▶ PROBLEM STATEMENT
Comb through the entries for "timestamp" and pull out each line that holds it.

+ + + + + + +

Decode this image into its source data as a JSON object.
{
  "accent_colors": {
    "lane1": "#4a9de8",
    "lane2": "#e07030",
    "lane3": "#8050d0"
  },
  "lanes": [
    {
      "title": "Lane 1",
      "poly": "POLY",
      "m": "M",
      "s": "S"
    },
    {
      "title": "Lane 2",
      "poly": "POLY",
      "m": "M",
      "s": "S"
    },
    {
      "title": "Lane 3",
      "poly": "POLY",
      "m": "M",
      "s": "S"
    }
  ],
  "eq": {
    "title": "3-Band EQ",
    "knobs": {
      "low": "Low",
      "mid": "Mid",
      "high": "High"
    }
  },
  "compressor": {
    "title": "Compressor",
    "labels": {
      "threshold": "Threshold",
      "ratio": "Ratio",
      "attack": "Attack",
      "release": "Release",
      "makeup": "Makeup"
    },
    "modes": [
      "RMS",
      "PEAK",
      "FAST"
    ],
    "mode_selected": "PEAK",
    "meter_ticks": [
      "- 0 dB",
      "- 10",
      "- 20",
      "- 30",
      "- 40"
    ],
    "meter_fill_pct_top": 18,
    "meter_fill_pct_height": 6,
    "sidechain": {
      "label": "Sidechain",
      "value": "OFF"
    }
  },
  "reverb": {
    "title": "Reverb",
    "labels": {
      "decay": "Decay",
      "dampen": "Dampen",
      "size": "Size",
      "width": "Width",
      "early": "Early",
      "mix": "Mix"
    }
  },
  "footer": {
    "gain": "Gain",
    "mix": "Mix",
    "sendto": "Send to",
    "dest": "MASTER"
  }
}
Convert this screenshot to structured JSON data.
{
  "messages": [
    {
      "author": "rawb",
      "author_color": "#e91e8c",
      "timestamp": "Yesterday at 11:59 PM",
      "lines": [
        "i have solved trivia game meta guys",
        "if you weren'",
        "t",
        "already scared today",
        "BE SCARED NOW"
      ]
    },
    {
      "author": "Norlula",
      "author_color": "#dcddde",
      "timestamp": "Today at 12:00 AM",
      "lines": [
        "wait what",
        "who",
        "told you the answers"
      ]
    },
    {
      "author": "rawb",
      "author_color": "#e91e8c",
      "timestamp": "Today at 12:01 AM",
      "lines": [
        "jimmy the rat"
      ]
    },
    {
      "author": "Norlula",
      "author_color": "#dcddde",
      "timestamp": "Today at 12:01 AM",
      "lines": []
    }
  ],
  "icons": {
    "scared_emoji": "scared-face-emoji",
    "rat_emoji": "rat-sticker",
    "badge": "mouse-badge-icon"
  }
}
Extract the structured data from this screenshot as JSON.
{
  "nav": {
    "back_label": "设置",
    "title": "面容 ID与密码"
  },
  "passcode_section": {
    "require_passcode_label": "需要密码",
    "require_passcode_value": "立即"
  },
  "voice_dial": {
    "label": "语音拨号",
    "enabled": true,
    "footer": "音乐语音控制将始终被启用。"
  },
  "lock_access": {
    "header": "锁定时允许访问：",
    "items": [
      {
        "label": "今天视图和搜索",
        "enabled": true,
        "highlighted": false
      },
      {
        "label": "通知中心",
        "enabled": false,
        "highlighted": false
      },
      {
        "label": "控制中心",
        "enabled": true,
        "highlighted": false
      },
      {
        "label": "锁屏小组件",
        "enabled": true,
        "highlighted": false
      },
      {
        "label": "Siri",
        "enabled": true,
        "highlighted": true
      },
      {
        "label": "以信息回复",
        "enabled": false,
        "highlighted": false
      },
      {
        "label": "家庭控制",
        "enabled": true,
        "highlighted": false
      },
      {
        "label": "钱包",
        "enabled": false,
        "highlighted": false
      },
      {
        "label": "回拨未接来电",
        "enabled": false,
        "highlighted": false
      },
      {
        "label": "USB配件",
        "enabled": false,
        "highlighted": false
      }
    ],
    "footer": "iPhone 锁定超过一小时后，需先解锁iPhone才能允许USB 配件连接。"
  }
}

+ + + + + + +

▶ WRITTEN RESPONSE
      "timestamp": "Yesterday at 11:59 PM",
      "timestamp": "Today at 12:00 AM",
      "timestamp": "Today at 12:01 AM",
      "timestamp": "Today at 12:01 AM",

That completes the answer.